#### Task input
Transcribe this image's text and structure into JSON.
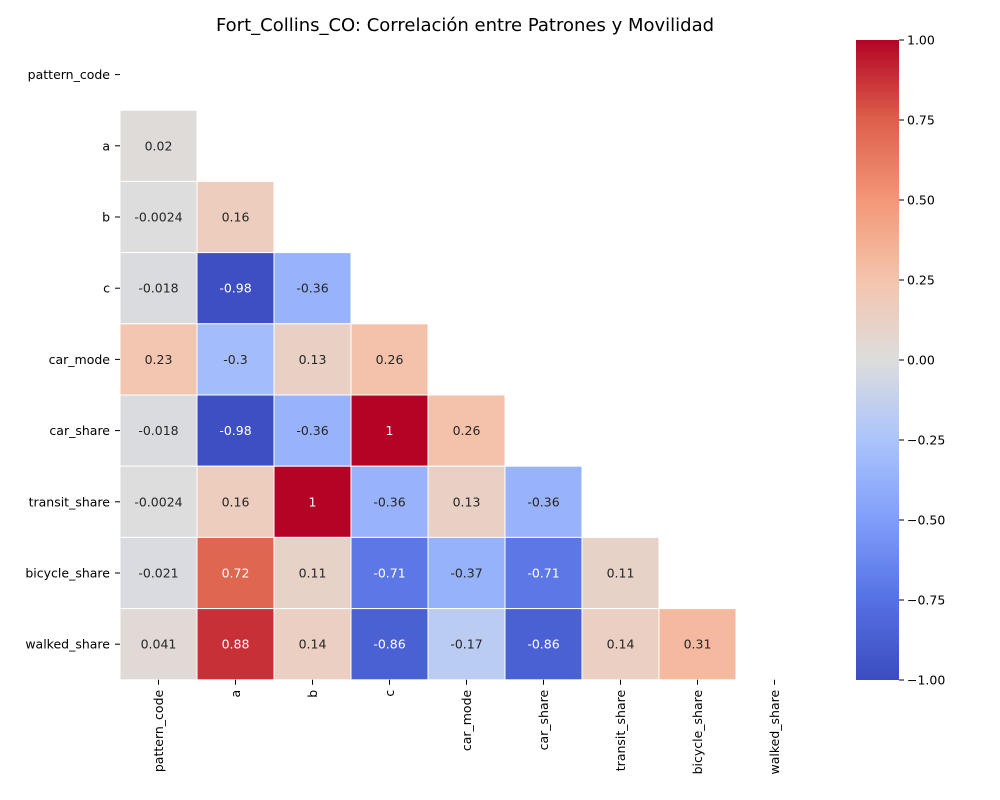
{
  "chart_data": {
    "type": "heatmap",
    "title": "Fort_Collins_CO: Correlación entre Patrones y Movilidad",
    "variables": [
      "pattern_code",
      "a",
      "b",
      "c",
      "car_mode",
      "car_share",
      "transit_share",
      "bicycle_share",
      "walked_share"
    ],
    "mask": "upper-triangle-including-diagonal",
    "matrix": [
      [
        null,
        null,
        null,
        null,
        null,
        null,
        null,
        null,
        null
      ],
      [
        0.02,
        null,
        null,
        null,
        null,
        null,
        null,
        null,
        null
      ],
      [
        -0.0024,
        0.16,
        null,
        null,
        null,
        null,
        null,
        null,
        null
      ],
      [
        -0.018,
        -0.98,
        -0.36,
        null,
        null,
        null,
        null,
        null,
        null
      ],
      [
        0.23,
        -0.3,
        0.13,
        0.26,
        null,
        null,
        null,
        null,
        null
      ],
      [
        -0.018,
        -0.98,
        -0.36,
        1,
        0.26,
        null,
        null,
        null,
        null
      ],
      [
        -0.0024,
        0.16,
        1,
        -0.36,
        0.13,
        -0.36,
        null,
        null,
        null
      ],
      [
        -0.021,
        0.72,
        0.11,
        -0.71,
        -0.37,
        -0.71,
        0.11,
        null,
        null
      ],
      [
        0.041,
        0.88,
        0.14,
        -0.86,
        -0.17,
        -0.86,
        0.14,
        0.31,
        null
      ]
    ],
    "annotations": [
      [
        "",
        "",
        "",
        "",
        "",
        "",
        "",
        "",
        ""
      ],
      [
        "0.02",
        "",
        "",
        "",
        "",
        "",
        "",
        "",
        ""
      ],
      [
        "-0.0024",
        "0.16",
        "",
        "",
        "",
        "",
        "",
        "",
        ""
      ],
      [
        "-0.018",
        "-0.98",
        "-0.36",
        "",
        "",
        "",
        "",
        "",
        ""
      ],
      [
        "0.23",
        "-0.3",
        "0.13",
        "0.26",
        "",
        "",
        "",
        "",
        ""
      ],
      [
        "-0.018",
        "-0.98",
        "-0.36",
        "1",
        "0.26",
        "",
        "",
        "",
        ""
      ],
      [
        "-0.0024",
        "0.16",
        "1",
        "-0.36",
        "0.13",
        "-0.36",
        "",
        "",
        ""
      ],
      [
        "-0.021",
        "0.72",
        "0.11",
        "-0.71",
        "-0.37",
        "-0.71",
        "0.11",
        "",
        ""
      ],
      [
        "0.041",
        "0.88",
        "0.14",
        "-0.86",
        "-0.17",
        "-0.86",
        "0.14",
        "0.31",
        ""
      ]
    ],
    "colormap": "coolwarm",
    "vmin": -1,
    "vmax": 1,
    "colorbar_ticks": [
      1.0,
      0.75,
      0.5,
      0.25,
      0.0,
      -0.25,
      -0.5,
      -0.75,
      -1.0
    ],
    "colorbar_tick_labels": [
      "1.00",
      "0.75",
      "0.50",
      "0.25",
      "0.00",
      "−0.25",
      "−0.50",
      "−0.75",
      "−1.00"
    ],
    "grid": false,
    "legend": "colorbar-right"
  }
}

#### Directions
Reproduce each line exactly as it appears, omitting the pictures.

#### Written response
Transcribe this image's text and structure into JSON.
{
  "chart_data": {
    "type": "heatmap",
    "title": "Fort_Collins_CO: Correlación entre Patrones y Movilidad",
    "variables": [
      "pattern_code",
      "a",
      "b",
      "c",
      "car_mode",
      "car_share",
      "transit_share",
      "bicycle_share",
      "walked_share"
    ],
    "mask": "upper-triangle-including-diagonal",
    "matrix": [
      [
        null,
        null,
        null,
        null,
        null,
        null,
        null,
        null,
        null
      ],
      [
        0.02,
        null,
        null,
        null,
        null,
        null,
        null,
        null,
        null
      ],
      [
        -0.0024,
        0.16,
        null,
        null,
        null,
        null,
        null,
        null,
        null
      ],
      [
        -0.018,
        -0.98,
        -0.36,
        null,
        null,
        null,
        null,
        null,
        null
      ],
      [
        0.23,
        -0.3,
        0.13,
        0.26,
        null,
        null,
        null,
        null,
        null
      ],
      [
        -0.018,
        -0.98,
        -0.36,
        1,
        0.26,
        null,
        null,
        null,
        null
      ],
      [
        -0.0024,
        0.16,
        1,
        -0.36,
        0.13,
        -0.36,
        null,
        null,
        null
      ],
      [
        -0.021,
        0.72,
        0.11,
        -0.71,
        -0.37,
        -0.71,
        0.11,
        null,
        null
      ],
      [
        0.041,
        0.88,
        0.14,
        -0.86,
        -0.17,
        -0.86,
        0.14,
        0.31,
        null
      ]
    ],
    "annotations": [
      [
        "",
        "",
        "",
        "",
        "",
        "",
        "",
        "",
        ""
      ],
      [
        "0.02",
        "",
        "",
        "",
        "",
        "",
        "",
        "",
        ""
      ],
      [
        "-0.0024",
        "0.16",
        "",
        "",
        "",
        "",
        "",
        "",
        ""
      ],
      [
        "-0.018",
        "-0.98",
        "-0.36",
        "",
        "",
        "",
        "",
        "",
        ""
      ],
      [
        "0.23",
        "-0.3",
        "0.13",
        "0.26",
        "",
        "",
        "",
        "",
        ""
      ],
      [
        "-0.018",
        "-0.98",
        "-0.36",
        "1",
        "0.26",
        "",
        "",
        "",
        ""
      ],
      [
        "-0.0024",
        "0.16",
        "1",
        "-0.36",
        "0.13",
        "-0.36",
        "",
        "",
        ""
      ],
      [
        "-0.021",
        "0.72",
        "0.11",
        "-0.71",
        "-0.37",
        "-0.71",
        "0.11",
        "",
        ""
      ],
      [
        "0.041",
        "0.88",
        "0.14",
        "-0.86",
        "-0.17",
        "-0.86",
        "0.14",
        "0.31",
        ""
      ]
    ],
    "colormap": "coolwarm",
    "vmin": -1,
    "vmax": 1,
    "colorbar_ticks": [
      1.0,
      0.75,
      0.5,
      0.25,
      0.0,
      -0.25,
      -0.5,
      -0.75,
      -1.0
    ],
    "colorbar_tick_labels": [
      "1.00",
      "0.75",
      "0.50",
      "0.25",
      "0.00",
      "−0.25",
      "−0.50",
      "−0.75",
      "−1.00"
    ],
    "grid": false,
    "legend": "colorbar-right"
  }
}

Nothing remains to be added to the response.